GIVEN EXERCISE>
In the data below, find each line containing the string "Héctor" and return it.

Saved data entries:
+ + + +

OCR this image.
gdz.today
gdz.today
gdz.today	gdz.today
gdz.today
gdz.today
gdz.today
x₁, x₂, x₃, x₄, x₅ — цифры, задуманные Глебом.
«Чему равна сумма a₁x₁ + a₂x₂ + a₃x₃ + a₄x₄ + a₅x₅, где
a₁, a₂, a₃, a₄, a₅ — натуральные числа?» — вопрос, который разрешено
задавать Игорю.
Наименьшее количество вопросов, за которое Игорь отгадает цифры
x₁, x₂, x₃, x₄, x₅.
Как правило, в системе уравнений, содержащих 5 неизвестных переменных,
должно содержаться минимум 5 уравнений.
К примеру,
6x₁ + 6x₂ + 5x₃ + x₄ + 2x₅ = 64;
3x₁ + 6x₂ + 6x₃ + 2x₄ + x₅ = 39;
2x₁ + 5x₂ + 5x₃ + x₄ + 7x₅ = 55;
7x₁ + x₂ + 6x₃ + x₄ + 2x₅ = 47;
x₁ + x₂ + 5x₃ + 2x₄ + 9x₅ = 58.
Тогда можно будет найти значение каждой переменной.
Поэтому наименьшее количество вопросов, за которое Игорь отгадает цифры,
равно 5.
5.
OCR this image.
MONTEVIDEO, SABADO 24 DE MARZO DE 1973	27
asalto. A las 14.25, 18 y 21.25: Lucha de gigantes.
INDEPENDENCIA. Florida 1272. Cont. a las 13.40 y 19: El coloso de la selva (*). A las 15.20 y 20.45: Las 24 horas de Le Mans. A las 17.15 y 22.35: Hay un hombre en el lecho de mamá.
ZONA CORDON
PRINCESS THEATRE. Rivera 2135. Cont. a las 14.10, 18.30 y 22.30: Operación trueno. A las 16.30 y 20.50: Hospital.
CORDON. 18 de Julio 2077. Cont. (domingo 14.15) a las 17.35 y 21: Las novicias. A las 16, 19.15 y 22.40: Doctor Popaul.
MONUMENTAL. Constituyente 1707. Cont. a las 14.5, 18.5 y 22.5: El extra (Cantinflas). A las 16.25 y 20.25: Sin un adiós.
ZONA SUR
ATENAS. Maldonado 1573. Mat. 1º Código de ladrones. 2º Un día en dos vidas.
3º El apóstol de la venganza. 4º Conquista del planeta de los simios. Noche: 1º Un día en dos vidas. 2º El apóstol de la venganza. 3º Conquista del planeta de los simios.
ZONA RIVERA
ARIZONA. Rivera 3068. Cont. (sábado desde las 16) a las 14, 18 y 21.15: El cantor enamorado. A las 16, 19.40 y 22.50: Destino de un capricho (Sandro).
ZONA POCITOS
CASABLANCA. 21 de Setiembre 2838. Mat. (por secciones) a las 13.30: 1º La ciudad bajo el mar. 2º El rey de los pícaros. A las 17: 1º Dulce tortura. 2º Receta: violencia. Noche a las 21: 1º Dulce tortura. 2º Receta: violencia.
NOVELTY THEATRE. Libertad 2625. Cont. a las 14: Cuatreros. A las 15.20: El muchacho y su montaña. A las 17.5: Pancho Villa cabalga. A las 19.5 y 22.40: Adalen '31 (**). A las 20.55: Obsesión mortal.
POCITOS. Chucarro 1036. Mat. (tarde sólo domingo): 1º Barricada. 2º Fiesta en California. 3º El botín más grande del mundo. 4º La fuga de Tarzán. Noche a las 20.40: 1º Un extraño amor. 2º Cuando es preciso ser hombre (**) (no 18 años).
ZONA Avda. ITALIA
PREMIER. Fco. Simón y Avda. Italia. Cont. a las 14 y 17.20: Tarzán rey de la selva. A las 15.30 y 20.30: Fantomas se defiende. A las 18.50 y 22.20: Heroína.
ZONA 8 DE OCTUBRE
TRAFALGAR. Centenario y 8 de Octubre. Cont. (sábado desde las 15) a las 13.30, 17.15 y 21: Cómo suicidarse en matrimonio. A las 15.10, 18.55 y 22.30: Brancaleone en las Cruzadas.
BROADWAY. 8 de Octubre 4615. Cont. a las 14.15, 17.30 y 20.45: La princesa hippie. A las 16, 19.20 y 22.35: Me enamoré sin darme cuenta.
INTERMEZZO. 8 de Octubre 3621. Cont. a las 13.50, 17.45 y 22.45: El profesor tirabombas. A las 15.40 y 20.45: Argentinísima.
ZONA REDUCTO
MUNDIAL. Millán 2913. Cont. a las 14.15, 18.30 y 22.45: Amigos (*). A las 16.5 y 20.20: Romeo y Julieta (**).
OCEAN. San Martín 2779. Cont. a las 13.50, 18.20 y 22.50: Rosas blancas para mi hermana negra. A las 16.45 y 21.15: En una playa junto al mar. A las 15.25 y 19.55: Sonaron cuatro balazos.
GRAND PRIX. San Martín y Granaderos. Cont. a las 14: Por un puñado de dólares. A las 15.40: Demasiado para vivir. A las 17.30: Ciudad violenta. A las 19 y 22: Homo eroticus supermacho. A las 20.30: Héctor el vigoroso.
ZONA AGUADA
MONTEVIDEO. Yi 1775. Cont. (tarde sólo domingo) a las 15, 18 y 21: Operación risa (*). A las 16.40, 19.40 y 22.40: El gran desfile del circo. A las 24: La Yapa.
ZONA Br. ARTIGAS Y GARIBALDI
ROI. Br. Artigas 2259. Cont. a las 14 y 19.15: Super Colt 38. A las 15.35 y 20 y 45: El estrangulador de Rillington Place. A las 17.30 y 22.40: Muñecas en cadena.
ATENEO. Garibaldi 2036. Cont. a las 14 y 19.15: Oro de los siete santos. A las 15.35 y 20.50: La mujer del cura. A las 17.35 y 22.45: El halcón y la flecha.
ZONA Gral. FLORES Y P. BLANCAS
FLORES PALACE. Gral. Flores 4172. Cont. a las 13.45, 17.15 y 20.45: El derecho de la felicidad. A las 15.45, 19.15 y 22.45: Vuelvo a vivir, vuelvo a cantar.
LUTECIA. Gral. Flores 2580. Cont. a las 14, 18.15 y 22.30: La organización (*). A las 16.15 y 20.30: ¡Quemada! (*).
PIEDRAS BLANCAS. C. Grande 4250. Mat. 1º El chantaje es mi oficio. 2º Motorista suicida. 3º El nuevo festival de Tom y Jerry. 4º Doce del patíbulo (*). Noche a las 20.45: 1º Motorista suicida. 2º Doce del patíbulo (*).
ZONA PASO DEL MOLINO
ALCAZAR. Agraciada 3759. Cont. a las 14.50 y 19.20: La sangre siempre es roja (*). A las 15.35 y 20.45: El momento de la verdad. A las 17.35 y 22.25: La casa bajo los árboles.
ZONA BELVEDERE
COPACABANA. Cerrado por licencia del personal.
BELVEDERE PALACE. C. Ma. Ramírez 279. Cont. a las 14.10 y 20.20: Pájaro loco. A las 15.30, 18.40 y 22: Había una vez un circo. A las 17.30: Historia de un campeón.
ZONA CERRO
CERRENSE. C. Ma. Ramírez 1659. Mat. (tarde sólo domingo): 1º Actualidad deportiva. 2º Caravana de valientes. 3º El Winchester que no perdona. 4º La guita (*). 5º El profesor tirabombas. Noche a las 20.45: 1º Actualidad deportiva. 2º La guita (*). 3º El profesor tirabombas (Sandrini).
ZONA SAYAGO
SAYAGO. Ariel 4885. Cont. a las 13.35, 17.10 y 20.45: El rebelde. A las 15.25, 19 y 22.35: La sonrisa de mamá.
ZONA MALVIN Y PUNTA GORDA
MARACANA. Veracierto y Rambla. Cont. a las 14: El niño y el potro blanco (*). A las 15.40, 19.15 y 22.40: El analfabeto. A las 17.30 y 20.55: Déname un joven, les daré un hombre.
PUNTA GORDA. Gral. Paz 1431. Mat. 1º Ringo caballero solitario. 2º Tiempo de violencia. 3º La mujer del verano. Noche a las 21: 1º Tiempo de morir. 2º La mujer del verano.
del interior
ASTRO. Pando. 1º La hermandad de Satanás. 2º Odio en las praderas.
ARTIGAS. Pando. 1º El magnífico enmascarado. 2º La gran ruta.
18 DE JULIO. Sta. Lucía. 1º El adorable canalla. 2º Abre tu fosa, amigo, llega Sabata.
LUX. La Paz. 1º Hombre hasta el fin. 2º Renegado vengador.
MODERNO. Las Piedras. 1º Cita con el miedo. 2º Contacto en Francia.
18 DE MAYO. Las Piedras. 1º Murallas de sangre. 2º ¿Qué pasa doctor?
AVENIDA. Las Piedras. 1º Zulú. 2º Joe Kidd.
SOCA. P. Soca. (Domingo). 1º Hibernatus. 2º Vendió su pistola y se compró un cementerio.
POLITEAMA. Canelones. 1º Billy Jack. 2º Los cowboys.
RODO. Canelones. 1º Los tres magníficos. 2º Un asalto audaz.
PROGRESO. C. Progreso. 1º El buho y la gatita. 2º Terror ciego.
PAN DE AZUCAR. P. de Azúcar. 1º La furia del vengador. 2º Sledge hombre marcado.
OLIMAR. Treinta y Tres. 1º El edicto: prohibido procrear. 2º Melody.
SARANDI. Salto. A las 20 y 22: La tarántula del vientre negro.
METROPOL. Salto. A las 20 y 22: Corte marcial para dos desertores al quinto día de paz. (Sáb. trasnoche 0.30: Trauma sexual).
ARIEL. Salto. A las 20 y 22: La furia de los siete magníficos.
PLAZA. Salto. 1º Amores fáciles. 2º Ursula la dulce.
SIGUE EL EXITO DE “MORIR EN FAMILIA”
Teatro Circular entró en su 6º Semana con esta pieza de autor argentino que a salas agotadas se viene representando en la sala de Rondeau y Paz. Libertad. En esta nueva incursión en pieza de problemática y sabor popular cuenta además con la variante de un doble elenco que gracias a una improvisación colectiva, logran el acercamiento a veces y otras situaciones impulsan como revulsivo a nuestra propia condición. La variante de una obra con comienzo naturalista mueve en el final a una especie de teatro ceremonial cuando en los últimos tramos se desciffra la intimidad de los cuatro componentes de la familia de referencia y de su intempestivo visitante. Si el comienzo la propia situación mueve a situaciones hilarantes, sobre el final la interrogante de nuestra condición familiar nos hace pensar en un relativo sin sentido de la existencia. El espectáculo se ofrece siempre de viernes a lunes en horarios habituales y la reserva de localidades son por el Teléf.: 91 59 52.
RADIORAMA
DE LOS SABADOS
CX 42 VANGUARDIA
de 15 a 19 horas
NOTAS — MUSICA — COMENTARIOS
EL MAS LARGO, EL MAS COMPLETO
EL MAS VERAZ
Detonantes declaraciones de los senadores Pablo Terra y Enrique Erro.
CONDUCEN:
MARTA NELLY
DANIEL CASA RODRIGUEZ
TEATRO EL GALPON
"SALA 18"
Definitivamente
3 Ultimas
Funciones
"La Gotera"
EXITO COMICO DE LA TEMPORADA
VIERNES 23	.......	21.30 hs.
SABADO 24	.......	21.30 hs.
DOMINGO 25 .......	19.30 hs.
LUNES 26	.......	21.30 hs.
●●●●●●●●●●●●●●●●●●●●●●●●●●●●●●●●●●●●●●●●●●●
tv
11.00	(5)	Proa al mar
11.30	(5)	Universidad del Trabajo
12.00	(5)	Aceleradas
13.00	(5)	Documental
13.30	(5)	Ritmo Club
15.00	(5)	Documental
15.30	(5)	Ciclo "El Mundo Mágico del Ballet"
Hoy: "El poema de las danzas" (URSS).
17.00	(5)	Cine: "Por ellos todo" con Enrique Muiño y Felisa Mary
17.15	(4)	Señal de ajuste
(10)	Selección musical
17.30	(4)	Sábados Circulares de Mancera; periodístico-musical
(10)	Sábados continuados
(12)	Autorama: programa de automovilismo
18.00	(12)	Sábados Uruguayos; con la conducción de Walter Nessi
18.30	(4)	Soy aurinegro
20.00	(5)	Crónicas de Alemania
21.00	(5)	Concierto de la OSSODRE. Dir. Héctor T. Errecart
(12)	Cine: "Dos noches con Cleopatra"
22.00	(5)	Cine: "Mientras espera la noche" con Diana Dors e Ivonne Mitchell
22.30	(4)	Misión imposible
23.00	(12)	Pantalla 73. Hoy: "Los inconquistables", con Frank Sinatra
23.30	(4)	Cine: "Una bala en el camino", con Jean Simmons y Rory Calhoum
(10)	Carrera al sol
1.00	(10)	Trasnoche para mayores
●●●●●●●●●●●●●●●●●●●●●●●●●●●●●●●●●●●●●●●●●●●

+ + + +

EXPECTED OUTPUT>
GRAND PRIX. San Martín y Granaderos. Cont. a las 14: Por un puñado de dólares. A las 15.40: Demasiado para vivir. A las 17.30: Ciudad violenta. A las 19 y 22: Homo eroticus supermacho. A las 20.30: Héctor el vigoroso.
21.00	(5)	Concierto de la OSSODRE. Dir. Héctor T. Errecart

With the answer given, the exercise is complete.